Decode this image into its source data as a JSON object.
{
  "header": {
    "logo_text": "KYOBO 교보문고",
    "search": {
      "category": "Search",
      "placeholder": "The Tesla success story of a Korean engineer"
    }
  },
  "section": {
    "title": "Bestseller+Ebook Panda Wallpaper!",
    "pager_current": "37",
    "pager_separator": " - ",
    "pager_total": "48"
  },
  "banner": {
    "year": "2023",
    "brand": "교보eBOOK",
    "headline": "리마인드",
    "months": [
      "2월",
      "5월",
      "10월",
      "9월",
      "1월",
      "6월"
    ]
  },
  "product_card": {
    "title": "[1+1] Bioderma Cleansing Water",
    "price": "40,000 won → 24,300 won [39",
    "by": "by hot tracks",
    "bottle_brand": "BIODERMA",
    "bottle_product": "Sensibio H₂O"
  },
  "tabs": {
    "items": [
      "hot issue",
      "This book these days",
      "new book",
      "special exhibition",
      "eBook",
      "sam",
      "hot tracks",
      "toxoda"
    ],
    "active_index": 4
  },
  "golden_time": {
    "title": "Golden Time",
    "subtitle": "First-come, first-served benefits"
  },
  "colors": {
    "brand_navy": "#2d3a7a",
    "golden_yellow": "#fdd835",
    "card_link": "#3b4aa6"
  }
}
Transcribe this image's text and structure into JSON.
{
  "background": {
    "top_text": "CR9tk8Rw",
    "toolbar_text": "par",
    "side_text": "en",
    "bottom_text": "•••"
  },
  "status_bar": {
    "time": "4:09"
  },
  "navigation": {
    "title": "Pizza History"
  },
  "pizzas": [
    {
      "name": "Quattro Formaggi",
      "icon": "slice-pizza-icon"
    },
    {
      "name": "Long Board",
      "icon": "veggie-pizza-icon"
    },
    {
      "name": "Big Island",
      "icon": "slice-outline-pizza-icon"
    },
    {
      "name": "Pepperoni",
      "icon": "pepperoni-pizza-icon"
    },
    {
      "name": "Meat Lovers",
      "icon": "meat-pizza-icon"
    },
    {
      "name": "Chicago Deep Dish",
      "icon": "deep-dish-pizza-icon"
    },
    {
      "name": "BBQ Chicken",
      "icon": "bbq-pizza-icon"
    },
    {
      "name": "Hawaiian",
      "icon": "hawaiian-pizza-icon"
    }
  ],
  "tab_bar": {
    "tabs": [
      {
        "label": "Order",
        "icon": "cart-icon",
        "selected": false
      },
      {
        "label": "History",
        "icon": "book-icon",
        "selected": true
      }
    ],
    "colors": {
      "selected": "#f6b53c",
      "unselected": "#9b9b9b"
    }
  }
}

Given instruction — Please reproduce every line of the material word for word.

Answer below —
Decode this image into its source data as a JSON object.
{
  "header": {
    "logo_text": "KYOBO 교보문고",
    "search": {
      "category": "Search",
      "placeholder": "The Tesla success story of a Korean engineer"
    }
  },
  "section": {
    "title": "Bestseller+Ebook Panda Wallpaper!",
    "pager_current": "37",
    "pager_separator": " - ",
    "pager_total": "48"
  },
  "banner": {
    "year": "2023",
    "brand": "교보eBOOK",
    "headline": "리마인드",
    "months": [
      "2월",
      "5월",
      "10월",
      "9월",
      "1월",
      "6월"
    ]
  },
  "product_card": {
    "title": "[1+1] Bioderma Cleansing Water",
    "price": "40,000 won → 24,300 won [39",
    "by": "by hot tracks",
    "bottle_brand": "BIODERMA",
    "bottle_product": "Sensibio H₂O"
  },
  "tabs": {
    "items": [
      "hot issue",
      "This book these days",
      "new book",
      "special exhibition",
      "eBook",
      "sam",
      "hot tracks",
      "toxoda"
    ],
    "active_index": 4
  },
  "golden_time": {
    "title": "Golden Time",
    "subtitle": "First-come, first-served benefits"
  },
  "colors": {
    "brand_navy": "#2d3a7a",
    "golden_yellow": "#fdd835",
    "card_link": "#3b4aa6"
  }
}
Transcribe this image's text and structure into JSON.
{
  "background": {
    "top_text": "CR9tk8Rw",
    "toolbar_text": "par",
    "side_text": "en",
    "bottom_text": "•••"
  },
  "status_bar": {
    "time": "4:09"
  },
  "navigation": {
    "title": "Pizza History"
  },
  "pizzas": [
    {
      "name": "Quattro Formaggi",
      "icon": "slice-pizza-icon"
    },
    {
      "name": "Long Board",
      "icon": "veggie-pizza-icon"
    },
    {
      "name": "Big Island",
      "icon": "slice-outline-pizza-icon"
    },
    {
      "name": "Pepperoni",
      "icon": "pepperoni-pizza-icon"
    },
    {
      "name": "Meat Lovers",
      "icon": "meat-pizza-icon"
    },
    {
      "name": "Chicago Deep Dish",
      "icon": "deep-dish-pizza-icon"
    },
    {
      "name": "BBQ Chicken",
      "icon": "bbq-pizza-icon"
    },
    {
      "name": "Hawaiian",
      "icon": "hawaiian-pizza-icon"
    }
  ],
  "tab_bar": {
    "tabs": [
      {
        "label": "Order",
        "icon": "cart-icon",
        "selected": false
      },
      {
        "label": "History",
        "icon": "book-icon",
        "selected": true
      }
    ],
    "colors": {
      "selected": "#f6b53c",
      "unselected": "#9b9b9b"
    }
  }
}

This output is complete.